**RECORDS TO PROCESS:**
######

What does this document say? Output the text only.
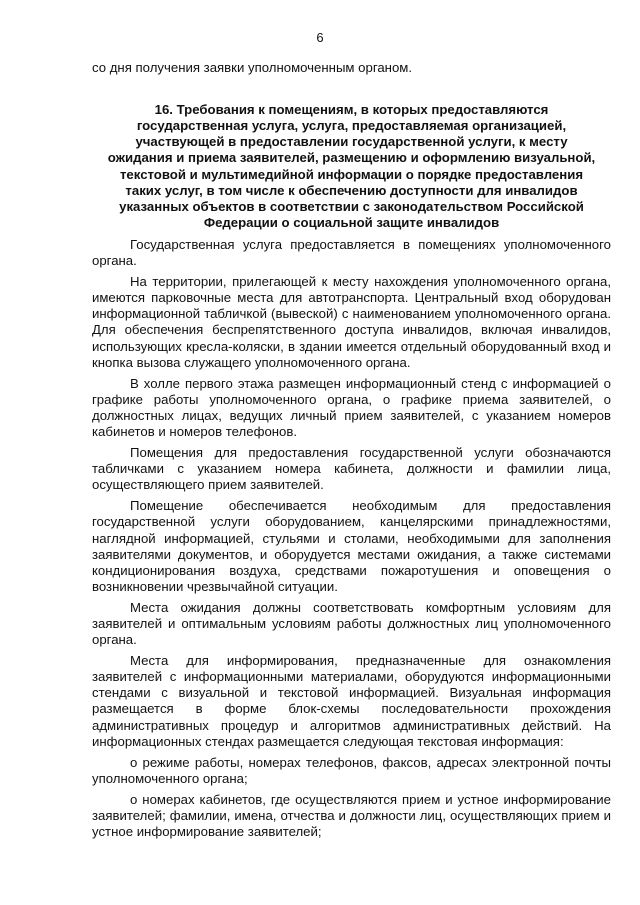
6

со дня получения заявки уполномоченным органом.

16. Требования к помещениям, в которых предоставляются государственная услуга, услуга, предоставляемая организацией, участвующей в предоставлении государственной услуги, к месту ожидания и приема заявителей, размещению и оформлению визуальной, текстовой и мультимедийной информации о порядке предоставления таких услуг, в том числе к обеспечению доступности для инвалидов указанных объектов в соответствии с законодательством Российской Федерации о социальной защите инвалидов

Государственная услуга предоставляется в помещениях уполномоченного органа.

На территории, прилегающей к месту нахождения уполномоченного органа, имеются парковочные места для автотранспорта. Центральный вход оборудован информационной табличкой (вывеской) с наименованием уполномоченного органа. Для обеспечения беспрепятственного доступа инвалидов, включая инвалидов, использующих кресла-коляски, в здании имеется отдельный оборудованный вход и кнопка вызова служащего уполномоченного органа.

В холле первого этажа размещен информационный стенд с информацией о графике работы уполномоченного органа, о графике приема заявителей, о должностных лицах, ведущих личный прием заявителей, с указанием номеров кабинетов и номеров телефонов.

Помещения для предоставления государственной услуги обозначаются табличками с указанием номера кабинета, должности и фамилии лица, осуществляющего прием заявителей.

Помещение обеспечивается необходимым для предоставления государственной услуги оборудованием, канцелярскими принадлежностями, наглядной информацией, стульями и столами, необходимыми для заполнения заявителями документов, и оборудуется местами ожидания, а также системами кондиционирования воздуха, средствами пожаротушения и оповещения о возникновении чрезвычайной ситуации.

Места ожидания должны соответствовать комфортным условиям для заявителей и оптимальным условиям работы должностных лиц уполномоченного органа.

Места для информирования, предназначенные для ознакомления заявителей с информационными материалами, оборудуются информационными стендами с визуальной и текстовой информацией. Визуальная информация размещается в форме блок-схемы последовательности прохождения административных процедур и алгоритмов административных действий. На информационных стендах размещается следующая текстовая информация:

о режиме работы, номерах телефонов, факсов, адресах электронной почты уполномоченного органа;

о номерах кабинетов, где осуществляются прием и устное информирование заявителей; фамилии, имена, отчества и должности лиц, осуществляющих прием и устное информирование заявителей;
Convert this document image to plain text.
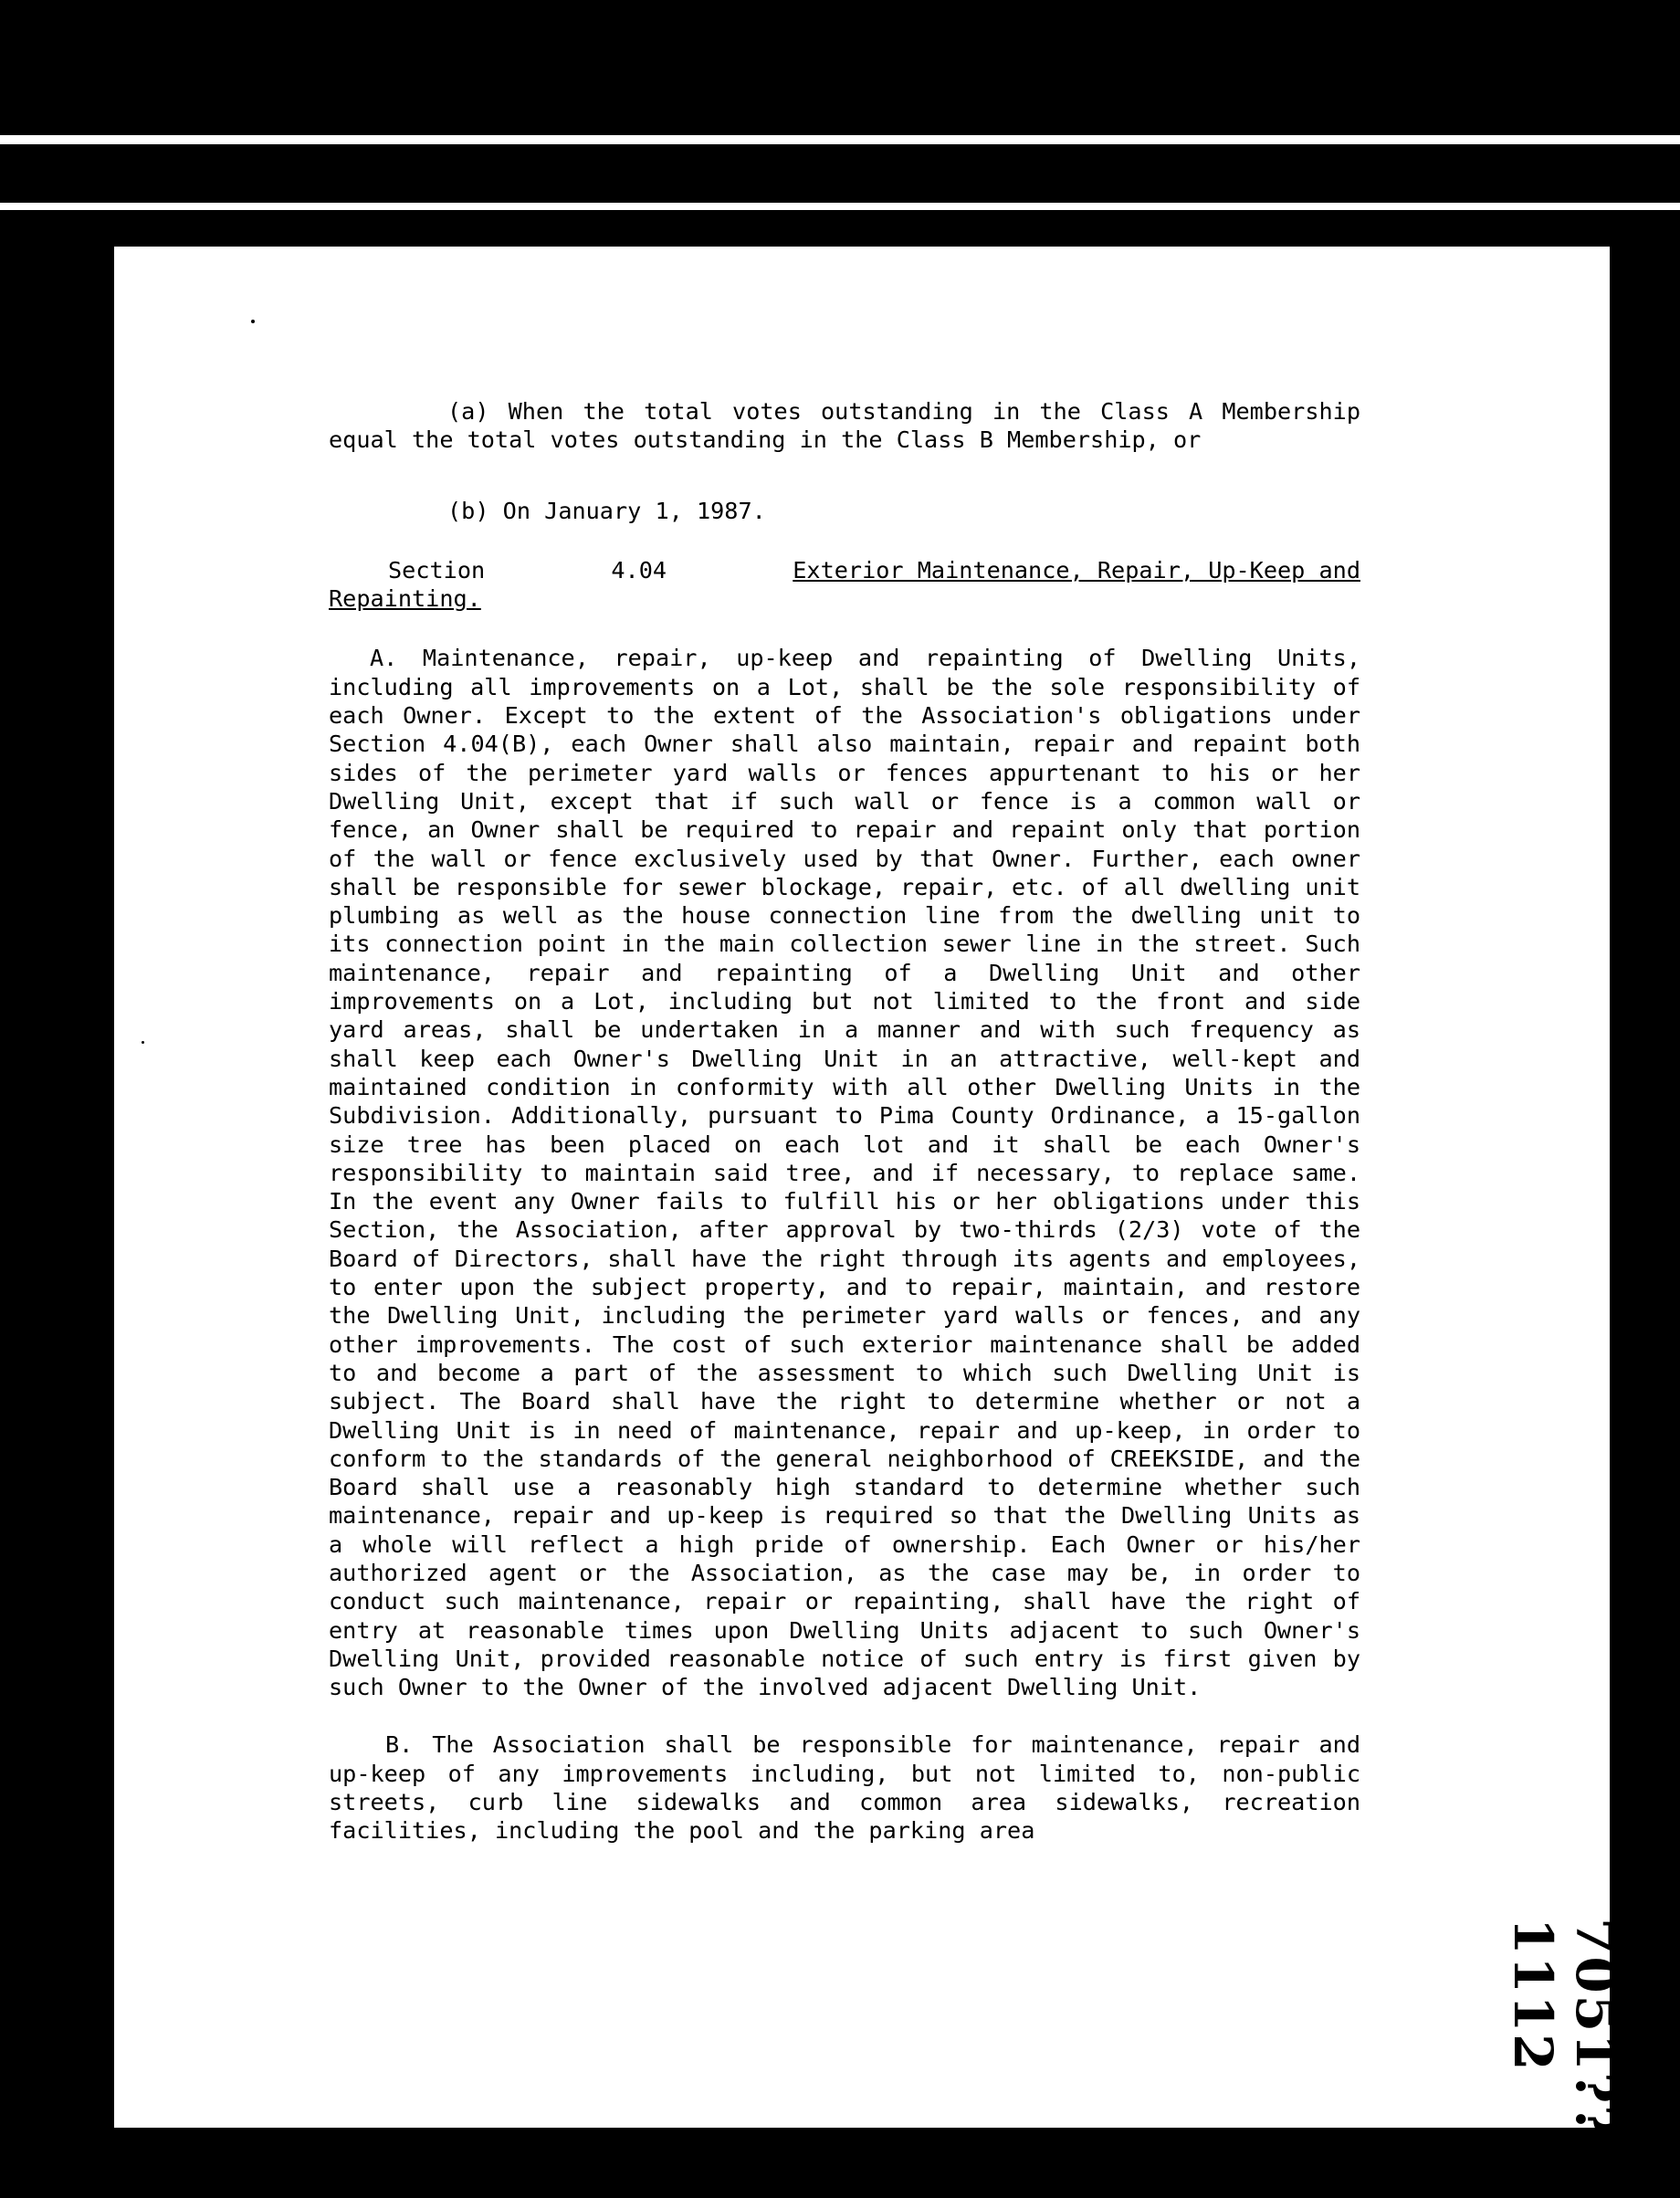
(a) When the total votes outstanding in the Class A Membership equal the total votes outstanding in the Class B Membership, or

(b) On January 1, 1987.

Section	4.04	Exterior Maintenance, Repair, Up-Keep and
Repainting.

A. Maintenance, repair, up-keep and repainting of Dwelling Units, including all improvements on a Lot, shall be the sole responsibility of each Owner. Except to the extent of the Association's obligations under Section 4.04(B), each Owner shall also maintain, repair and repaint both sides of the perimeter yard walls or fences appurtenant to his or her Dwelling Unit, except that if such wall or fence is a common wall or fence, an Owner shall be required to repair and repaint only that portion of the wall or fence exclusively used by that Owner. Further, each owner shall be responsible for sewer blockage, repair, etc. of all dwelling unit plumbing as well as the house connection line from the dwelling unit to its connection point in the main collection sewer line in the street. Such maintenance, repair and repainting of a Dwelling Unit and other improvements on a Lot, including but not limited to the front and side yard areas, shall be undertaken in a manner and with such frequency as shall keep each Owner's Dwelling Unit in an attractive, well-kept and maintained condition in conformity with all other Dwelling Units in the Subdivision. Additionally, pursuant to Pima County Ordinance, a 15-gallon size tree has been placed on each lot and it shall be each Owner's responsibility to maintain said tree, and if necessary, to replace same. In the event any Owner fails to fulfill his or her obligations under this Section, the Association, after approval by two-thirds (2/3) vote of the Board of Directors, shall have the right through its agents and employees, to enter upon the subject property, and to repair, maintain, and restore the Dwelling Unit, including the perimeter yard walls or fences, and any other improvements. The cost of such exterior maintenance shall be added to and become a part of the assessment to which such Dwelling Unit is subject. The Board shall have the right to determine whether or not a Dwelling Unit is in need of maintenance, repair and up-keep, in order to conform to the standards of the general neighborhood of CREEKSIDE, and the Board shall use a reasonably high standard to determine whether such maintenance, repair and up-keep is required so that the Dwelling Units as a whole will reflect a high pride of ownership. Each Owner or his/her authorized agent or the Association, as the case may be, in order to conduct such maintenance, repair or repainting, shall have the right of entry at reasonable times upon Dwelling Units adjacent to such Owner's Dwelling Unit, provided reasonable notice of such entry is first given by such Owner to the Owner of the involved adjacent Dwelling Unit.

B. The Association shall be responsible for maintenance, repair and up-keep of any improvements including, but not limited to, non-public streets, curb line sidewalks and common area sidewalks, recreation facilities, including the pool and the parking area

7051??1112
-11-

######

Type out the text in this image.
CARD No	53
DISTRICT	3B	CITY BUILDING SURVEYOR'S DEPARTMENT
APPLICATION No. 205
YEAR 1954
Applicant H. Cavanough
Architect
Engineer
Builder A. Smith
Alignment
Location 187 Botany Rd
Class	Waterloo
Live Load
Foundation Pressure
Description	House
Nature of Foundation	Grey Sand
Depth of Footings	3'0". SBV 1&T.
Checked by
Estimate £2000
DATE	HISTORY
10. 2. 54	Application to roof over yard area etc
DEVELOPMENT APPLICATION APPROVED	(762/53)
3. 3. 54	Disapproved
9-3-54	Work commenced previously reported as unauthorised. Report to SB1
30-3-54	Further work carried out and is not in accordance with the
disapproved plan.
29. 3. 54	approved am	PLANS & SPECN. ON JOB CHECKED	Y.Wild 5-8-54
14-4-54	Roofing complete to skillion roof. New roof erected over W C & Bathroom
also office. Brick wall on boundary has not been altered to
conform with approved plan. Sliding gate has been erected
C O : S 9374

######

**GIVEN REQUEST:** In the material above, find each line that contains the word "Foundation", and select it.

**RESPONSE TO THE TASK:**
Foundation Pressure
Nature of Foundation	Grey Sand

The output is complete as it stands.